[Problem]: Extract each line holding the word "täitmisel" from the entries.

[Information given]:
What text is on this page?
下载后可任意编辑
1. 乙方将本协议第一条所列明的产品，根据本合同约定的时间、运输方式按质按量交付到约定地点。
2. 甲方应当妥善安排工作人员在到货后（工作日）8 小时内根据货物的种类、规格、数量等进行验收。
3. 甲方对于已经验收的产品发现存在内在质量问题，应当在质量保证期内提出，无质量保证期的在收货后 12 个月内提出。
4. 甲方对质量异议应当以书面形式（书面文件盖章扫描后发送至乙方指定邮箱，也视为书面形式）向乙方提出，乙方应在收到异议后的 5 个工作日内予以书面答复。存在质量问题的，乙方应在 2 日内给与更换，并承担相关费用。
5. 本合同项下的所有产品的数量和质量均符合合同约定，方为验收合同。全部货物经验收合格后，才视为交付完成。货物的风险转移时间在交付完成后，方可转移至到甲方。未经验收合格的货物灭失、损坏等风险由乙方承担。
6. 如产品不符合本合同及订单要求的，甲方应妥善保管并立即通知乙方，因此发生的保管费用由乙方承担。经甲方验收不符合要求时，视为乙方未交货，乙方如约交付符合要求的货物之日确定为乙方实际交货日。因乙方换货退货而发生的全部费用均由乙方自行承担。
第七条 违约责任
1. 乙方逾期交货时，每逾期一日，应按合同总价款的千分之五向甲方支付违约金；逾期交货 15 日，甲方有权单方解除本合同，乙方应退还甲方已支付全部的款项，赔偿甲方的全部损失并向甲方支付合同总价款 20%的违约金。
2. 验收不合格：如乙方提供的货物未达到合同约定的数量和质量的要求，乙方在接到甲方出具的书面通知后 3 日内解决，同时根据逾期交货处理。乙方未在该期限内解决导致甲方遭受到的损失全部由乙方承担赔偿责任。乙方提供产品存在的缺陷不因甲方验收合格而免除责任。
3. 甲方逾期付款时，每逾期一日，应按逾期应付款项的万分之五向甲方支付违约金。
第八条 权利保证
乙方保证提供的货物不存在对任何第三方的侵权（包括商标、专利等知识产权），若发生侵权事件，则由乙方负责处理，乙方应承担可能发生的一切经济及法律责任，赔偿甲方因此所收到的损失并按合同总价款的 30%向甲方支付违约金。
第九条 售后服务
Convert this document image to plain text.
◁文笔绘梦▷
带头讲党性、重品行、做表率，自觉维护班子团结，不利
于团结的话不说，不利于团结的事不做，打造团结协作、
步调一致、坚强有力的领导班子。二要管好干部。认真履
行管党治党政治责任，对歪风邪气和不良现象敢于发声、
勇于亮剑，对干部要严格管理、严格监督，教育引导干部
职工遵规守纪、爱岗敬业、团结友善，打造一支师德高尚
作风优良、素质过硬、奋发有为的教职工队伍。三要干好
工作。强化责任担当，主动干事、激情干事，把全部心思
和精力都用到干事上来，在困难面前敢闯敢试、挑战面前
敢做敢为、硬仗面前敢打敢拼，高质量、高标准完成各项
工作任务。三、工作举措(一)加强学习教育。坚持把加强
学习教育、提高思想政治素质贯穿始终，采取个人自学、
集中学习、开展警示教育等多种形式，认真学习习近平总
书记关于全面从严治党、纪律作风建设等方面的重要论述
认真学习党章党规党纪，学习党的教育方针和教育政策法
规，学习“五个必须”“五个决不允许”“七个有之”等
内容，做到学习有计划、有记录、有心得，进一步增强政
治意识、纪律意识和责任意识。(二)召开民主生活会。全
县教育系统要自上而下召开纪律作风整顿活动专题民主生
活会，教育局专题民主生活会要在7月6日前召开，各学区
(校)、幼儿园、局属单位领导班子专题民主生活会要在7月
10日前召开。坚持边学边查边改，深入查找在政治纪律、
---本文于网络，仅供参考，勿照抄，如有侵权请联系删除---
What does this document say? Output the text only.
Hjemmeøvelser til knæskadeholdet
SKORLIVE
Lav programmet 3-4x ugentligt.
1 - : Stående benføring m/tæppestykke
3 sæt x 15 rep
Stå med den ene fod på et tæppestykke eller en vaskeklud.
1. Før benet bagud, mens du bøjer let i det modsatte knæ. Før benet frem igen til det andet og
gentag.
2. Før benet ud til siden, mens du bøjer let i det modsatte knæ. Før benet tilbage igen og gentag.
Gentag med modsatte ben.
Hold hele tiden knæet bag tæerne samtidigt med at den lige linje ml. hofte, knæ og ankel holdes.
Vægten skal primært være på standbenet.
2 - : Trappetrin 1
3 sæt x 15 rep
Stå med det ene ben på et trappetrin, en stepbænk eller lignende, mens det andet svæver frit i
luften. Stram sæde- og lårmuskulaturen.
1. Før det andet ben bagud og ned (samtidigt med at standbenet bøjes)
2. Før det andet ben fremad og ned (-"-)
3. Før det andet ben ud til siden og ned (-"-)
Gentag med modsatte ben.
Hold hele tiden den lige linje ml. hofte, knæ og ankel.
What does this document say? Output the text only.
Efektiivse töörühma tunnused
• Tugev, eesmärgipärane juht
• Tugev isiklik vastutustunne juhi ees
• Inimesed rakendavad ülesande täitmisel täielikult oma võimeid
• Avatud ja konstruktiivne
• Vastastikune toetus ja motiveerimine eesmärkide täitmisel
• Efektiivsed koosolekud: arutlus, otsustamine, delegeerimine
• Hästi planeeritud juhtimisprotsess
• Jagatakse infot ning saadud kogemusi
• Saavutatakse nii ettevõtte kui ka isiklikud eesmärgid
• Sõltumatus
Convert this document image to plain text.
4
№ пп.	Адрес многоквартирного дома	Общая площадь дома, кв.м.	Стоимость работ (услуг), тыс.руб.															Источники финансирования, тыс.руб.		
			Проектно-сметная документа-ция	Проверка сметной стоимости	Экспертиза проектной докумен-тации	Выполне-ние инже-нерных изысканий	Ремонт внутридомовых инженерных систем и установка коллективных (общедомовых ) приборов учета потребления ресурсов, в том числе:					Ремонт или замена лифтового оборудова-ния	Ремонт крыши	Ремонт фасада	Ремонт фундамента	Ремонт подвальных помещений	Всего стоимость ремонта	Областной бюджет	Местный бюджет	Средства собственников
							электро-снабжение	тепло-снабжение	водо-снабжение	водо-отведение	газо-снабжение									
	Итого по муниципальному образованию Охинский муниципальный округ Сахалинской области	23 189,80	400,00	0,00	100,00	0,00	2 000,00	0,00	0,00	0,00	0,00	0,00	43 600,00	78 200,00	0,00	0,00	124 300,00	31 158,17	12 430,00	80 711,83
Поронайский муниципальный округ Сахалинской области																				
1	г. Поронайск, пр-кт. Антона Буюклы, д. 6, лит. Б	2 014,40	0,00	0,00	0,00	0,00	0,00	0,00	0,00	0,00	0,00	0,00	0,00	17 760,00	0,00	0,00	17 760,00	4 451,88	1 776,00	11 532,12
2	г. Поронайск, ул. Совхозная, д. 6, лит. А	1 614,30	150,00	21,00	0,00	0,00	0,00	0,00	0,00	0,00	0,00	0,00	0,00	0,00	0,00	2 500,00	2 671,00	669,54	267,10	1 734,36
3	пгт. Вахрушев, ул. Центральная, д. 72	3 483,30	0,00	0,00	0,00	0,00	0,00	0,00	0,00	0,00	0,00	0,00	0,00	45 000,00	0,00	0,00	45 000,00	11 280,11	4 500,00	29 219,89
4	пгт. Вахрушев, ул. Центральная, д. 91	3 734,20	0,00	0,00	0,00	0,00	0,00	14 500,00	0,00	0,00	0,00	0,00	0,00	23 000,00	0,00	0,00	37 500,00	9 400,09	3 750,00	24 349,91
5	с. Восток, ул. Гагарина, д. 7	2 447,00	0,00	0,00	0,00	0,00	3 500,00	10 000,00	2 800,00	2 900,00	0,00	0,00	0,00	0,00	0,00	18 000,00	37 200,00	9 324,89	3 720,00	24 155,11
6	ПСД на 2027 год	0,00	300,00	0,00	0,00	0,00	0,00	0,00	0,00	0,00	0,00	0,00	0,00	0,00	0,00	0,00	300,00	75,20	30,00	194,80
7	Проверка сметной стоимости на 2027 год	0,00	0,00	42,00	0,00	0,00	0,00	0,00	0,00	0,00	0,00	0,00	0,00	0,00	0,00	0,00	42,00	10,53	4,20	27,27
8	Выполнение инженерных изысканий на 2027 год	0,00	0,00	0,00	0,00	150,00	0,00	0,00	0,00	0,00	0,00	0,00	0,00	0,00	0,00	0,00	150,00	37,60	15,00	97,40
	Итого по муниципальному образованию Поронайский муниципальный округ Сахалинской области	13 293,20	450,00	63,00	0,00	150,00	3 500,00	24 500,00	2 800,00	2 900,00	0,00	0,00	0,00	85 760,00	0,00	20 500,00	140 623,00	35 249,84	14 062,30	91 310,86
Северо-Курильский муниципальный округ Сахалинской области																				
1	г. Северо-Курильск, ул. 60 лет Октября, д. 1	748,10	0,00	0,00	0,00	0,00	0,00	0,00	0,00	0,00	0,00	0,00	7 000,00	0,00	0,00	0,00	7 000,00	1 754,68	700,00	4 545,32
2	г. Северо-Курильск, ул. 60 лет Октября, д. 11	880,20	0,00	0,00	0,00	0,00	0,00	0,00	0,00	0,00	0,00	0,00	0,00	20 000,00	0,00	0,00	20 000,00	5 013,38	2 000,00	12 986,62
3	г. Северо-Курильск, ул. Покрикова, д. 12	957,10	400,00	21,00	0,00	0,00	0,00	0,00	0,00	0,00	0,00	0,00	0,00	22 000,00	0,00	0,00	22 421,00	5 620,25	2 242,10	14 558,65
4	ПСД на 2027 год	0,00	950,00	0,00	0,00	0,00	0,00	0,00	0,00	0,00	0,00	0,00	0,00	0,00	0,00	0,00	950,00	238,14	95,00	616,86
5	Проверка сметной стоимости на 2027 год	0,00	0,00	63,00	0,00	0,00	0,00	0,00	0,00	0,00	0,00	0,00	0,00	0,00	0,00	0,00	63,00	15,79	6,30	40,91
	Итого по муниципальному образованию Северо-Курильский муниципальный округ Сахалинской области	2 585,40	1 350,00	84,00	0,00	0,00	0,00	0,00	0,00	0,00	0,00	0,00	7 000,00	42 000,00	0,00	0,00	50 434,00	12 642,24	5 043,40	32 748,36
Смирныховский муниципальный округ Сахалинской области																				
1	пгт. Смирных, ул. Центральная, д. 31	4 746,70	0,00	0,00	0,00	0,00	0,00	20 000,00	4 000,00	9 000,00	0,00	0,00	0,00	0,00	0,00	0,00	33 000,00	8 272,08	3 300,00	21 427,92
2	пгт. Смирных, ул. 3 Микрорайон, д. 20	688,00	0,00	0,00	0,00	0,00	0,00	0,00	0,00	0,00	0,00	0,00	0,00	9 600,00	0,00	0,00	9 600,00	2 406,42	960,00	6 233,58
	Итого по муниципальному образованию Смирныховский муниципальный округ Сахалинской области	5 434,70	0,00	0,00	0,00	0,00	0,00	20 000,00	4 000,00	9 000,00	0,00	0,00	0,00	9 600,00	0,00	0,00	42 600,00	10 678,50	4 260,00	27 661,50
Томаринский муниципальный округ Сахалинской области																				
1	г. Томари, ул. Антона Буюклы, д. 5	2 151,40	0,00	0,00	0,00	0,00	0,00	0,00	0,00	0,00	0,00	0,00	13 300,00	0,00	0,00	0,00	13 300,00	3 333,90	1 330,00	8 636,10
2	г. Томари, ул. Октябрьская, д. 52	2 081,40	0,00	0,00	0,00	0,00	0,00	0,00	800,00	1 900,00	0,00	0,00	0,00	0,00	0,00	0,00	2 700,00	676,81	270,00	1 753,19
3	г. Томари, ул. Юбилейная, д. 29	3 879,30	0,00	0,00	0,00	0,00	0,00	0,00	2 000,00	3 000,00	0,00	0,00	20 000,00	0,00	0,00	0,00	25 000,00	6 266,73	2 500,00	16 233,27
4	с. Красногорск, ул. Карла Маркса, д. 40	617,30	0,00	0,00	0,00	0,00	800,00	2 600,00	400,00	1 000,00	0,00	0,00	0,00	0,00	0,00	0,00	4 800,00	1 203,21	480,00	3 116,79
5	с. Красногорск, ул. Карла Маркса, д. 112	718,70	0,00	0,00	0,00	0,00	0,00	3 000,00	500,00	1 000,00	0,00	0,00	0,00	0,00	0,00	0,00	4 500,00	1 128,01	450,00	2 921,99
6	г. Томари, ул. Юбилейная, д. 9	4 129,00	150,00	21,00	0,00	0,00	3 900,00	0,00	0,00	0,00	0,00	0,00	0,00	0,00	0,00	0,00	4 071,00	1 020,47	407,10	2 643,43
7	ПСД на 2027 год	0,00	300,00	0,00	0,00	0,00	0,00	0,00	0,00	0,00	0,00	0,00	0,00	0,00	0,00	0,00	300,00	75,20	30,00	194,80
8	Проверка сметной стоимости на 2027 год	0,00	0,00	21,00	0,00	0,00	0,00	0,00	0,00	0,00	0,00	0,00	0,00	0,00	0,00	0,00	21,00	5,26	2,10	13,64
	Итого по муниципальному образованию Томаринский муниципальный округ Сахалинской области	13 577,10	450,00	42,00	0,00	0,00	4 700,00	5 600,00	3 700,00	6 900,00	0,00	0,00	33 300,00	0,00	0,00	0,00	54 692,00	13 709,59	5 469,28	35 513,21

[Response to the task]:
• Inimesed rakendavad ülesande täitmisel täielikult oma võimeid
• Vastastikune toetus ja motiveerimine eesmärkide täitmisel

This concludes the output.